## What to do:
Scan each line of the records for the word "types" and extract the ones that have it.

## Task input:
━━━

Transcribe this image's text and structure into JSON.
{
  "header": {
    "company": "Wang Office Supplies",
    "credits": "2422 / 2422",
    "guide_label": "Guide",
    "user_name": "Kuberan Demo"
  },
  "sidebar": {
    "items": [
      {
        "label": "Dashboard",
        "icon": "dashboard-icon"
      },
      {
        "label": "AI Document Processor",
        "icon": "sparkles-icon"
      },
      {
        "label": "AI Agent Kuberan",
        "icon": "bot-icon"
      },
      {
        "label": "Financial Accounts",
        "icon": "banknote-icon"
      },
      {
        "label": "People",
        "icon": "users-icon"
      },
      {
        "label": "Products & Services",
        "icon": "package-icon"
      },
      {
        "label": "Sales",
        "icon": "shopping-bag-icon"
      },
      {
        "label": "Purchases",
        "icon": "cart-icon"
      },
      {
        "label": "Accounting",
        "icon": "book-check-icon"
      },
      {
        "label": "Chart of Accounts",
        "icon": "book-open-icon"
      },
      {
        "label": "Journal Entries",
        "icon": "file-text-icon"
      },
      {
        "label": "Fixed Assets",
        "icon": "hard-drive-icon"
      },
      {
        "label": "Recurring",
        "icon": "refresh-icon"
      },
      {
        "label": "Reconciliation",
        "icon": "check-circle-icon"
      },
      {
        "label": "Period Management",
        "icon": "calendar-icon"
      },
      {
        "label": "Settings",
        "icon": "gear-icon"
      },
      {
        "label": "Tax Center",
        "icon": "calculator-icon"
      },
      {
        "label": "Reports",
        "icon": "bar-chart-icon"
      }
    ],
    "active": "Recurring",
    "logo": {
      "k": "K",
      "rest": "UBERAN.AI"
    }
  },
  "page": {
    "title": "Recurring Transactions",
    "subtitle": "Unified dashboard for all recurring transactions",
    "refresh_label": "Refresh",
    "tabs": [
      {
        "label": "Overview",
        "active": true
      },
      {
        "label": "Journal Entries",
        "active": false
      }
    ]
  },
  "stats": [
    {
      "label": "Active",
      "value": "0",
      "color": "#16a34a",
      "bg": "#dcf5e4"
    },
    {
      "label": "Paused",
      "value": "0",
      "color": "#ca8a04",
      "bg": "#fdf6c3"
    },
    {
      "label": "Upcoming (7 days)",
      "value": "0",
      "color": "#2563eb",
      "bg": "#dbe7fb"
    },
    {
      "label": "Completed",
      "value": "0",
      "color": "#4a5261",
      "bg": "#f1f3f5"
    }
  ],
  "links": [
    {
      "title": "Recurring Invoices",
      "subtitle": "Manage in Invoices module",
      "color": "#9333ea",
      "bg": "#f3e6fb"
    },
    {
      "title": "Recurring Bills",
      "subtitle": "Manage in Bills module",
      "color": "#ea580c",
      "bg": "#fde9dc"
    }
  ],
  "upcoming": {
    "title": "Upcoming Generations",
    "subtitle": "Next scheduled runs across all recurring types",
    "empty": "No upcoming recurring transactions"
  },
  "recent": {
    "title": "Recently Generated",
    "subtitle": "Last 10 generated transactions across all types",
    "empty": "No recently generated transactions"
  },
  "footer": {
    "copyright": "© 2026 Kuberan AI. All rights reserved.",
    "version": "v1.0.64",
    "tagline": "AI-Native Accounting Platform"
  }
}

━━━

## Solution for this problem:
    "subtitle": "Next scheduled runs across all recurring types",
    "subtitle": "Last 10 generated transactions across all types",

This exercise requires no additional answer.